◆ **PROBLEM TO WORK ON**
Search the listing for "amount" and copy every line where it appears.

[Stored data entries]
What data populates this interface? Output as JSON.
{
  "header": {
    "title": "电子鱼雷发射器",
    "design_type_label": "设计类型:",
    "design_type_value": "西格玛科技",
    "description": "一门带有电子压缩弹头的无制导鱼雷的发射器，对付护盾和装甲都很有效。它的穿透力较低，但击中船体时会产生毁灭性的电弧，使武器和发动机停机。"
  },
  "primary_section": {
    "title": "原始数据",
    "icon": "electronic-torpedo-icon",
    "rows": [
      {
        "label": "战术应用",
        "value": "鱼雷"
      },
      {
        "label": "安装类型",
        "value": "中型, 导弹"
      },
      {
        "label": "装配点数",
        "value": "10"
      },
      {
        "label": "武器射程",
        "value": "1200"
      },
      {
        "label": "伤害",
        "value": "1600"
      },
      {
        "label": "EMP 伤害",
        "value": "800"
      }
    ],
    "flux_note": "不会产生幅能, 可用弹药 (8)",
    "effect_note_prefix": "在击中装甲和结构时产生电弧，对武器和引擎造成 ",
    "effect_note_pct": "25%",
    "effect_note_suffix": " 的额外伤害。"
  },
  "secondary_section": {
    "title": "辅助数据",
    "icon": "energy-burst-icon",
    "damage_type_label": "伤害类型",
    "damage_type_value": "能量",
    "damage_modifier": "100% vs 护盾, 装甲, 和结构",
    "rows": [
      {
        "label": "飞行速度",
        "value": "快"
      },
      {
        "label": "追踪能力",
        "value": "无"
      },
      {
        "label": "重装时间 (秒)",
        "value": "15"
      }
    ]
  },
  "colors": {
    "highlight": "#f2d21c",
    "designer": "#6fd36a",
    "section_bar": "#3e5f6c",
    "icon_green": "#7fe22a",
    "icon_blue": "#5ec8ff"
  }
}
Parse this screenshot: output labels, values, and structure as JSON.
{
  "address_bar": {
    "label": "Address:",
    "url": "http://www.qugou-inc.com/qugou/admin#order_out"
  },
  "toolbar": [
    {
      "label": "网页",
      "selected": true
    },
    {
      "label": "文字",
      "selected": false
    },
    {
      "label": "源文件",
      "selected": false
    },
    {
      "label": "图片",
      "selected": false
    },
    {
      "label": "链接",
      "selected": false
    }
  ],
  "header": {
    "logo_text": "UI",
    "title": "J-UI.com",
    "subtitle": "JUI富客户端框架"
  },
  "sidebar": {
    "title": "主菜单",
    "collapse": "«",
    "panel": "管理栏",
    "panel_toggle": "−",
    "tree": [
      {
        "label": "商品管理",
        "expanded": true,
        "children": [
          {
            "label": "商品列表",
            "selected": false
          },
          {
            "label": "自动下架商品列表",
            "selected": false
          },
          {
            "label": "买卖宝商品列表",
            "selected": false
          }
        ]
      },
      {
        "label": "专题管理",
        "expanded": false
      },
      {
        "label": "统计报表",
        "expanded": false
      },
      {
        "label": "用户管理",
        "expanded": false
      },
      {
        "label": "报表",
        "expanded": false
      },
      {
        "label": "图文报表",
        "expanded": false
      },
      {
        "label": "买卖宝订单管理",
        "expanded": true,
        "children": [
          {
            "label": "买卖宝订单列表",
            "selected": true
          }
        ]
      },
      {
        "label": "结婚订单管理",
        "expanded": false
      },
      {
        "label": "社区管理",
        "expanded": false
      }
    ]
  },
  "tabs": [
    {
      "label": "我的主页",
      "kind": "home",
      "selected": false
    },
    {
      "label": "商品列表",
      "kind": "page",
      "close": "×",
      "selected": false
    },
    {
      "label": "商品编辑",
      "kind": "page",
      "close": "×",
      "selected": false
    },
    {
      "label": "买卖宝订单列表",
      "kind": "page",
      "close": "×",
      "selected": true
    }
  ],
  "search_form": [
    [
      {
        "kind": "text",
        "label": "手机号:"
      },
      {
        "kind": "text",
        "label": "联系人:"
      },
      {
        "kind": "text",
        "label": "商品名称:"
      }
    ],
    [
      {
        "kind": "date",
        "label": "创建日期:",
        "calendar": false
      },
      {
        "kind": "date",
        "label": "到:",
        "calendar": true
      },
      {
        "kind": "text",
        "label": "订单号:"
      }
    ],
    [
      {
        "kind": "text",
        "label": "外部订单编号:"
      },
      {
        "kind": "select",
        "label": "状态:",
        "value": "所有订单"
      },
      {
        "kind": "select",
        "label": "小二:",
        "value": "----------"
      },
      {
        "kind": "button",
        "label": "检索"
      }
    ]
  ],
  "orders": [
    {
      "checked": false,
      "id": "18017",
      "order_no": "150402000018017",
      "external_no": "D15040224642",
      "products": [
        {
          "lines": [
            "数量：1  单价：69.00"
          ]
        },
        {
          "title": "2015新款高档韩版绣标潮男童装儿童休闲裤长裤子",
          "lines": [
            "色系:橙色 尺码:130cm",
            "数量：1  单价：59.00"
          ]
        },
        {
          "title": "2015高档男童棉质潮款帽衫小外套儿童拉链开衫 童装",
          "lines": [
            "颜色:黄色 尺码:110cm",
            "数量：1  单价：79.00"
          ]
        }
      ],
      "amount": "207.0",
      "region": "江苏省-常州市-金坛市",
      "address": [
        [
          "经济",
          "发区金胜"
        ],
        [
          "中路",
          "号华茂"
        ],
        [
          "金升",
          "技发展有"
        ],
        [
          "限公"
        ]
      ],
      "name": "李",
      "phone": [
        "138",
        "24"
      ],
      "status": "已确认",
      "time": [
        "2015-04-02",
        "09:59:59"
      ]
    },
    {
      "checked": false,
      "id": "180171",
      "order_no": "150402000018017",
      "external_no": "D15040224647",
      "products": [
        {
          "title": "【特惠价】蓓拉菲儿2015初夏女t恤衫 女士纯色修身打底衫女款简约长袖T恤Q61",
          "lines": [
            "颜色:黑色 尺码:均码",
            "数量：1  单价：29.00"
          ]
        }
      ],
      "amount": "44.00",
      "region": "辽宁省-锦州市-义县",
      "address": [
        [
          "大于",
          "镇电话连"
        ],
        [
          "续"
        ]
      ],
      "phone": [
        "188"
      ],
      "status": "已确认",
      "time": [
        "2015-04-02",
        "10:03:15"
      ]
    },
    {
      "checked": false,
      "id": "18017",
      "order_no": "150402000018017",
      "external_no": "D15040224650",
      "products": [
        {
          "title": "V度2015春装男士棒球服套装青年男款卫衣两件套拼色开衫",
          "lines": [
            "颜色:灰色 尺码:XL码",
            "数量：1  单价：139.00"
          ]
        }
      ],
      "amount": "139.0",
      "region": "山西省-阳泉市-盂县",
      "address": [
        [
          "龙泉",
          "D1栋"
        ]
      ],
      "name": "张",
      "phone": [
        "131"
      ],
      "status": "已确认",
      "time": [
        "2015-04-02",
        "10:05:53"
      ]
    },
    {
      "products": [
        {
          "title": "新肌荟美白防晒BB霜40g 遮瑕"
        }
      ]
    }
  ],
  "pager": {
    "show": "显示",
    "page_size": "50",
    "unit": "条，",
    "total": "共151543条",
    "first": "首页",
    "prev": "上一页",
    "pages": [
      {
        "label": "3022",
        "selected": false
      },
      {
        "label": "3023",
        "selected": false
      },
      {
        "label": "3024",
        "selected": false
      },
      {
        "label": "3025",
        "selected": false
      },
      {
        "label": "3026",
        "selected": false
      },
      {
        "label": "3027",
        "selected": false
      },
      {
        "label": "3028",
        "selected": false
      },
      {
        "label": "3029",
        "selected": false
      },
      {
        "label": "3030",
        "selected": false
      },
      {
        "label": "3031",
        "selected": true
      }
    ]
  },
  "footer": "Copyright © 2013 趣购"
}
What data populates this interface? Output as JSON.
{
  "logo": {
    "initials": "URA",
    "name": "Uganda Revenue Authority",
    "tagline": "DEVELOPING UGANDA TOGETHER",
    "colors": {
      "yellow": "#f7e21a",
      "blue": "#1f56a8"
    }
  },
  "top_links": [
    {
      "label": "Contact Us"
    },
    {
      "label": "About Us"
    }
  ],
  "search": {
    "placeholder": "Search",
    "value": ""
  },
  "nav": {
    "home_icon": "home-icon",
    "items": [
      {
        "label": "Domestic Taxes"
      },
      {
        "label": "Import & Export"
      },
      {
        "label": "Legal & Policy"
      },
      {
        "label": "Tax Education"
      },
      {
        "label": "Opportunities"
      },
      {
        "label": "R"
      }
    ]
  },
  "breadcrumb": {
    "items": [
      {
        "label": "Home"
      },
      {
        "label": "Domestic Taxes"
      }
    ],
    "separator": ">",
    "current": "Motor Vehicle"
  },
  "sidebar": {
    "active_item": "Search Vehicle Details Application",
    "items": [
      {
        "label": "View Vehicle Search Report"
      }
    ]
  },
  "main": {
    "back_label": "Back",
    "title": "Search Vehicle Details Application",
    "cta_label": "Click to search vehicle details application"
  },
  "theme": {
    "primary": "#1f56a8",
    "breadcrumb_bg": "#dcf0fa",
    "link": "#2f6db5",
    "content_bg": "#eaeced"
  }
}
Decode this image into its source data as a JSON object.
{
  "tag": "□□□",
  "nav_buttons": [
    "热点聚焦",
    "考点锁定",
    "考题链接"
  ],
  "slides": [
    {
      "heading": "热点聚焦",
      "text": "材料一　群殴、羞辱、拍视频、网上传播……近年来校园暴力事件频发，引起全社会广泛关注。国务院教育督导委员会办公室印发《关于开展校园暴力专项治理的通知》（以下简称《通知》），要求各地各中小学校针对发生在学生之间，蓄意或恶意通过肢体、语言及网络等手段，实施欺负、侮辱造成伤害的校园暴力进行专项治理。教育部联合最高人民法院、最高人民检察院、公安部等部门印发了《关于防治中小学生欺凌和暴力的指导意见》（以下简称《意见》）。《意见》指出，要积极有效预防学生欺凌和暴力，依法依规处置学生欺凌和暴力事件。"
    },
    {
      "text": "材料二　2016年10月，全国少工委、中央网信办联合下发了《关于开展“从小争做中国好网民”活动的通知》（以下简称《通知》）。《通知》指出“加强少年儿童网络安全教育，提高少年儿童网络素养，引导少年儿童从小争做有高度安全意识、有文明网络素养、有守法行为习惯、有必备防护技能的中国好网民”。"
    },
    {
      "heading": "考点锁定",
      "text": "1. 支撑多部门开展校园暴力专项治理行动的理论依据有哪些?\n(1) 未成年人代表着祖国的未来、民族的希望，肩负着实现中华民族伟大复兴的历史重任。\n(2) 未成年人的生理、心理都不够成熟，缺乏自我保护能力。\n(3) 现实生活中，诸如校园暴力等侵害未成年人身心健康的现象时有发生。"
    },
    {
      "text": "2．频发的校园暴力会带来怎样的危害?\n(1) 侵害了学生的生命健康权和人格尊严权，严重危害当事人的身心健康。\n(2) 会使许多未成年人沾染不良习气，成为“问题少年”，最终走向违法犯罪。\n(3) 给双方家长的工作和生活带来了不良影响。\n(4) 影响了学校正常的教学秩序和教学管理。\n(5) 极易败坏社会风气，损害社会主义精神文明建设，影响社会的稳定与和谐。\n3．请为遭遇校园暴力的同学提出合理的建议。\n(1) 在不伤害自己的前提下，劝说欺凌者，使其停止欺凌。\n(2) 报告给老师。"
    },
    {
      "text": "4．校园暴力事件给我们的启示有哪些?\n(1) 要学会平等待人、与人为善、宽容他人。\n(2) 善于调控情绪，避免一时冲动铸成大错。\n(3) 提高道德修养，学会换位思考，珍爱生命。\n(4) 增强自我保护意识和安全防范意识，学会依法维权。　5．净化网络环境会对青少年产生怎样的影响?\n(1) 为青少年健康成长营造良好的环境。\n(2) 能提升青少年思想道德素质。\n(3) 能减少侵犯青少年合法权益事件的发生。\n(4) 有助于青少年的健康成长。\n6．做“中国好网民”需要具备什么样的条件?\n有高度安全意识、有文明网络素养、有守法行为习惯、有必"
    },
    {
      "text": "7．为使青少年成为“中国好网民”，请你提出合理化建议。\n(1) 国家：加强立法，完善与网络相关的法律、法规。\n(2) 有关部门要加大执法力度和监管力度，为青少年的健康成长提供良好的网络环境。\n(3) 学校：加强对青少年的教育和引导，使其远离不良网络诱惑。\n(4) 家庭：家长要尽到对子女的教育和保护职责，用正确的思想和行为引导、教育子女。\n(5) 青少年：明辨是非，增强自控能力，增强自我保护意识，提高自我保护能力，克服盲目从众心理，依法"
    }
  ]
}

◆ **FULL OUTPUT**
      "amount": "207.0",
      "amount": "44.00",
      "amount": "139.0",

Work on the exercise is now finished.